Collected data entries
================

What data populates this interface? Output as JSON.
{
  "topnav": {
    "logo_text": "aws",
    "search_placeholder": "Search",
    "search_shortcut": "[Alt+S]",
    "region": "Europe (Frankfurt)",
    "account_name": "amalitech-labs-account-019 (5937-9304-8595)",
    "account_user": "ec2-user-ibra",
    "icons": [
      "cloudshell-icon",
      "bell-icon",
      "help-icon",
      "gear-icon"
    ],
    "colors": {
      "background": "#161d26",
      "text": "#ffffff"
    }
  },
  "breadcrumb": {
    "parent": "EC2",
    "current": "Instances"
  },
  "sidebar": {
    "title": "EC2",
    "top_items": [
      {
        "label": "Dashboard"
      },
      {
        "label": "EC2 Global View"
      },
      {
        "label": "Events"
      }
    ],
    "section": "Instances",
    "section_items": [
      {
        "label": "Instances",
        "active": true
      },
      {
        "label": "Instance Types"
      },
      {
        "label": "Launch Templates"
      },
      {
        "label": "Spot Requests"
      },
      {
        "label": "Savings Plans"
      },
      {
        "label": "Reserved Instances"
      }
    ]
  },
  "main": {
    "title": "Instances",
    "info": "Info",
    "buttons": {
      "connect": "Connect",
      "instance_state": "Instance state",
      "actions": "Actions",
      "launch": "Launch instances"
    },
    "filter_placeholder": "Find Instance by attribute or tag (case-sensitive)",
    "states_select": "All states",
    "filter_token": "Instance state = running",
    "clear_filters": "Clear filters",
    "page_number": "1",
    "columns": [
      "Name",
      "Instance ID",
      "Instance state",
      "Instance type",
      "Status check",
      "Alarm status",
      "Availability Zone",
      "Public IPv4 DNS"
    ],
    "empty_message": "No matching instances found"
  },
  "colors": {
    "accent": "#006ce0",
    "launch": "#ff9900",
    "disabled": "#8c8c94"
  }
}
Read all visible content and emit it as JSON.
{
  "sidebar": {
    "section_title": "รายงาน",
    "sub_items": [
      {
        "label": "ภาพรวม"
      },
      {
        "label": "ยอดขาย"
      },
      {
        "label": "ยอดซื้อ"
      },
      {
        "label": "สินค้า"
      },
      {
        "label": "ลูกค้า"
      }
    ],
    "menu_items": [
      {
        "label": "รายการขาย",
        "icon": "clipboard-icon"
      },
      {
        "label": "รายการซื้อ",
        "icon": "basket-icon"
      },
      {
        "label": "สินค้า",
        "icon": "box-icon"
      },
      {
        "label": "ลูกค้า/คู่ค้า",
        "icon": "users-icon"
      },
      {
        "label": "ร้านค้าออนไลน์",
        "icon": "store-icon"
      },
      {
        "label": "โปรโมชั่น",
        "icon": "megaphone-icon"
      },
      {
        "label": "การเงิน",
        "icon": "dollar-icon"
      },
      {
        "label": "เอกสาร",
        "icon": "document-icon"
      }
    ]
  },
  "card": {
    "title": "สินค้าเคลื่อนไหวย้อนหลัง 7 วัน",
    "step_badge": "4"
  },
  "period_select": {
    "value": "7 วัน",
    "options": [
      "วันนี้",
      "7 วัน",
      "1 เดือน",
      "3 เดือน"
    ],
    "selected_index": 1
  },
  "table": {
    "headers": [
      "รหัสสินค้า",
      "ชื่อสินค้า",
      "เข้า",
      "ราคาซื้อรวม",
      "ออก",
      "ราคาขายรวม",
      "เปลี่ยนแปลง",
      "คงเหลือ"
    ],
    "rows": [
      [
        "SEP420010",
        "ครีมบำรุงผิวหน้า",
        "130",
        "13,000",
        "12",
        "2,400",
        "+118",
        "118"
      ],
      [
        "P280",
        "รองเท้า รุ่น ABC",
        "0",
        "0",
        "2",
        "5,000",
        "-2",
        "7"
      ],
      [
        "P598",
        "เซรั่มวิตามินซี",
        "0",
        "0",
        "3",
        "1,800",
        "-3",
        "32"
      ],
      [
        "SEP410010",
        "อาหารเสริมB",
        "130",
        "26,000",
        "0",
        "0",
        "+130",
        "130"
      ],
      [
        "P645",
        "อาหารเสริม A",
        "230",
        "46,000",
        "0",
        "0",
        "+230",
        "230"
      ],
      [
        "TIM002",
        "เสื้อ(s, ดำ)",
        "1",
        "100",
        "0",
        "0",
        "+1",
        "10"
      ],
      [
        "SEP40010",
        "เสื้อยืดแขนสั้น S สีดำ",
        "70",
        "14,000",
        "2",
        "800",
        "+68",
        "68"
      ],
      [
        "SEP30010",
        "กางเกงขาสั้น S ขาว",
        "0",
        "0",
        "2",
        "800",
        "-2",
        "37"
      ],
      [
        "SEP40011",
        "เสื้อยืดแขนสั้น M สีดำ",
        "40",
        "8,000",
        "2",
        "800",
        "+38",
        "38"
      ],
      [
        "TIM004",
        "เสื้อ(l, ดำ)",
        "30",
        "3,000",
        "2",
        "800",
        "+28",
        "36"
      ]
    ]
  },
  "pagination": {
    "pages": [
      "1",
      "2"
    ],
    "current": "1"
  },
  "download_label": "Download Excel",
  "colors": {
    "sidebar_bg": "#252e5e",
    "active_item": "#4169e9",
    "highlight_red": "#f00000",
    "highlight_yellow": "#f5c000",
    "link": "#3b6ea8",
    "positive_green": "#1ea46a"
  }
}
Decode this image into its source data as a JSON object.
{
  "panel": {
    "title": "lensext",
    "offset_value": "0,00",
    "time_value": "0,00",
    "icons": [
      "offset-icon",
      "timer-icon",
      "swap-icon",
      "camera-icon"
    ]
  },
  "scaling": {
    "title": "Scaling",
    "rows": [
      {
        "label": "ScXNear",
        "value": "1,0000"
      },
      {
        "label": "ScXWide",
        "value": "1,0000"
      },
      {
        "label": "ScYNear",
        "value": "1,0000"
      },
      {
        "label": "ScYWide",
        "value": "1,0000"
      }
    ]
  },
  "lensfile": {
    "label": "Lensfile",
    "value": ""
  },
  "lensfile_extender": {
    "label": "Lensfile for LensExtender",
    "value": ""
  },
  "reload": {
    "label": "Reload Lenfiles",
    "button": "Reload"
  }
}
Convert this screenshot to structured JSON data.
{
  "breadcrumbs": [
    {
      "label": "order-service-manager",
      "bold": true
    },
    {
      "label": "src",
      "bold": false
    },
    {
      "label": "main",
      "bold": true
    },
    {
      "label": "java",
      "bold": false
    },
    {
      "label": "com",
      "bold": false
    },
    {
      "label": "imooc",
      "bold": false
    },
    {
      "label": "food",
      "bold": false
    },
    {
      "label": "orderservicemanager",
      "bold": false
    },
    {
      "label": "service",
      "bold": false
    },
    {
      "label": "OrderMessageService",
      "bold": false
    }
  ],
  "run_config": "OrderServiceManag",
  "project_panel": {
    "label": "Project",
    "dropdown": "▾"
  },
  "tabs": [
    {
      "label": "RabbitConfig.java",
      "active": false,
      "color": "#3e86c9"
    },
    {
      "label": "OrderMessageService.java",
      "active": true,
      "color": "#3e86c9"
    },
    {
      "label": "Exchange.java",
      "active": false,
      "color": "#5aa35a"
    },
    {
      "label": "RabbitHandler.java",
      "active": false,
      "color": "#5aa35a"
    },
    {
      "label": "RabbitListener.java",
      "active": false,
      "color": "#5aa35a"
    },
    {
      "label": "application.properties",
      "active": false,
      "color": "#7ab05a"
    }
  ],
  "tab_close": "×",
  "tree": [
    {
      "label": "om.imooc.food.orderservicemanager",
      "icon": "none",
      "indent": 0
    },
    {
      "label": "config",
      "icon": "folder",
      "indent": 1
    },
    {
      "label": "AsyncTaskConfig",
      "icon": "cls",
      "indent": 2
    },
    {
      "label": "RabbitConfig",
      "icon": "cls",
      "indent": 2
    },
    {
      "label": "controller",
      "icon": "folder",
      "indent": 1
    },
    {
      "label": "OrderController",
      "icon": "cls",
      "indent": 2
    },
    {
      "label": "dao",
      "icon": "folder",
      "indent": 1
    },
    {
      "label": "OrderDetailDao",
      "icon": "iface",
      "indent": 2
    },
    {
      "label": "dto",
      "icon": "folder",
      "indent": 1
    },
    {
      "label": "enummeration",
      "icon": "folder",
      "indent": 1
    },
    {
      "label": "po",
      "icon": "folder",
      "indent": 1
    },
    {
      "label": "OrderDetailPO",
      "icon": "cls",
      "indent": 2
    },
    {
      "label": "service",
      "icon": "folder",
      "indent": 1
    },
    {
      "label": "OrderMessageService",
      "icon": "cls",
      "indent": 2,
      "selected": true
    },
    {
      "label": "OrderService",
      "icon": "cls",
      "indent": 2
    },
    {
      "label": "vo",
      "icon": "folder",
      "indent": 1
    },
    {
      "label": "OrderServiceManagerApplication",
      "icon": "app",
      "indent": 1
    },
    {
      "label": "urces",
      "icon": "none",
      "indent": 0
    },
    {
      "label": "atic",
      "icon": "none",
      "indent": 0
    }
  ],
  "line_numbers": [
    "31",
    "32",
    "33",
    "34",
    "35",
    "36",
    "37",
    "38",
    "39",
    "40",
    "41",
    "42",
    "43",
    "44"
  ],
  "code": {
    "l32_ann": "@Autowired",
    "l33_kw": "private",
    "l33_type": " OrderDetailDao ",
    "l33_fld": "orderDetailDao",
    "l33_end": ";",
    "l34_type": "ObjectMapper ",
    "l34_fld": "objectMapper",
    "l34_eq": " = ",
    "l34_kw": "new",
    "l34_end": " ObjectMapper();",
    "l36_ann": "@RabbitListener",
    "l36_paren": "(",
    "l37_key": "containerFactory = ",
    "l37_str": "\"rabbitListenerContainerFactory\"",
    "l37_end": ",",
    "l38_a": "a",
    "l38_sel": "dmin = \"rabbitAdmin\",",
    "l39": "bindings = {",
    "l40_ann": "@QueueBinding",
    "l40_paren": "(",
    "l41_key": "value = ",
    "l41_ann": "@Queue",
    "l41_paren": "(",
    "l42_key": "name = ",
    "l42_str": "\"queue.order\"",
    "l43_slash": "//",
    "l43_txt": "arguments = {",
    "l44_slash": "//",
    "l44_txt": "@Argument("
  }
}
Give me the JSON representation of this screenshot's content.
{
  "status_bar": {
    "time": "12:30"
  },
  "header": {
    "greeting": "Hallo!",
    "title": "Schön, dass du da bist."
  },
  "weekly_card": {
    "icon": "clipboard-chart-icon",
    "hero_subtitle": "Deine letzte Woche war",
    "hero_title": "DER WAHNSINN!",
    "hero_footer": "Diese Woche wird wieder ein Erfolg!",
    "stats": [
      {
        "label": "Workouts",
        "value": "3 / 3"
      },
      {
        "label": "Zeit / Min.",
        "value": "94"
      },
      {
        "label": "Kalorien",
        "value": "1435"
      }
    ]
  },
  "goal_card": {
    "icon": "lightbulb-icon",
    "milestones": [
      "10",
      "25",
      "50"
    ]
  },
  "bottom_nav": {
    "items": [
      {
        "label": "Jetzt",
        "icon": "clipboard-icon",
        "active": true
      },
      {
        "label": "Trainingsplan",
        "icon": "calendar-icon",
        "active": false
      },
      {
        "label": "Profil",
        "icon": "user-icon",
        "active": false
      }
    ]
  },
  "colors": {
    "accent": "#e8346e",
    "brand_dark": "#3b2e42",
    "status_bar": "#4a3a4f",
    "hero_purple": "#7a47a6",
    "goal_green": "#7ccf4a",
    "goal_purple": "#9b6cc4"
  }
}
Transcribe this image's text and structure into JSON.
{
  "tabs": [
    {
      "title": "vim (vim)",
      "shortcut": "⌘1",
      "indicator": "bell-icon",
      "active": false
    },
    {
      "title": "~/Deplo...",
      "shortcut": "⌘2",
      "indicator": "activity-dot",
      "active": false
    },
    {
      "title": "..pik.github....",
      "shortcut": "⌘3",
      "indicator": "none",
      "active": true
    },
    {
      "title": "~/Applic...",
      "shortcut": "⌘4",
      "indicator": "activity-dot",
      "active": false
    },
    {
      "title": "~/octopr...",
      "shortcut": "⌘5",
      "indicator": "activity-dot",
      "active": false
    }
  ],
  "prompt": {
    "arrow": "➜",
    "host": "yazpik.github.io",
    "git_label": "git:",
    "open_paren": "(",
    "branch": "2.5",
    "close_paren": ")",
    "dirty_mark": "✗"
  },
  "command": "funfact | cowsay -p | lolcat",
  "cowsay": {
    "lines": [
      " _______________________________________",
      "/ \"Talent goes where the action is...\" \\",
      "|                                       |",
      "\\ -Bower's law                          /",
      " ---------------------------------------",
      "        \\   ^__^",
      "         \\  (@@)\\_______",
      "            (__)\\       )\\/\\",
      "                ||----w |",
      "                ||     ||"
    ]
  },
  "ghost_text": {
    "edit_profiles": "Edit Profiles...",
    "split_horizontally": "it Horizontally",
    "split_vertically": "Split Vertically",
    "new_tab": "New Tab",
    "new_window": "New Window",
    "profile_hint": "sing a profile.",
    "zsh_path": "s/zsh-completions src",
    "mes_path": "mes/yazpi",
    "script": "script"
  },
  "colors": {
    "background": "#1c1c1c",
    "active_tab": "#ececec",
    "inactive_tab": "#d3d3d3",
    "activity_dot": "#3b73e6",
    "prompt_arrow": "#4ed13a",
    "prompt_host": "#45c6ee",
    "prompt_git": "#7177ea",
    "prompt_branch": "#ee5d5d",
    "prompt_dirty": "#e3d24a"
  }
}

================

**WHAT THIS TASK INVOLVES**
From the records above, pull out every line containing the word "cowsay".

**SOLUTION**
  "command": "funfact | cowsay -p | lolcat",
  "cowsay": {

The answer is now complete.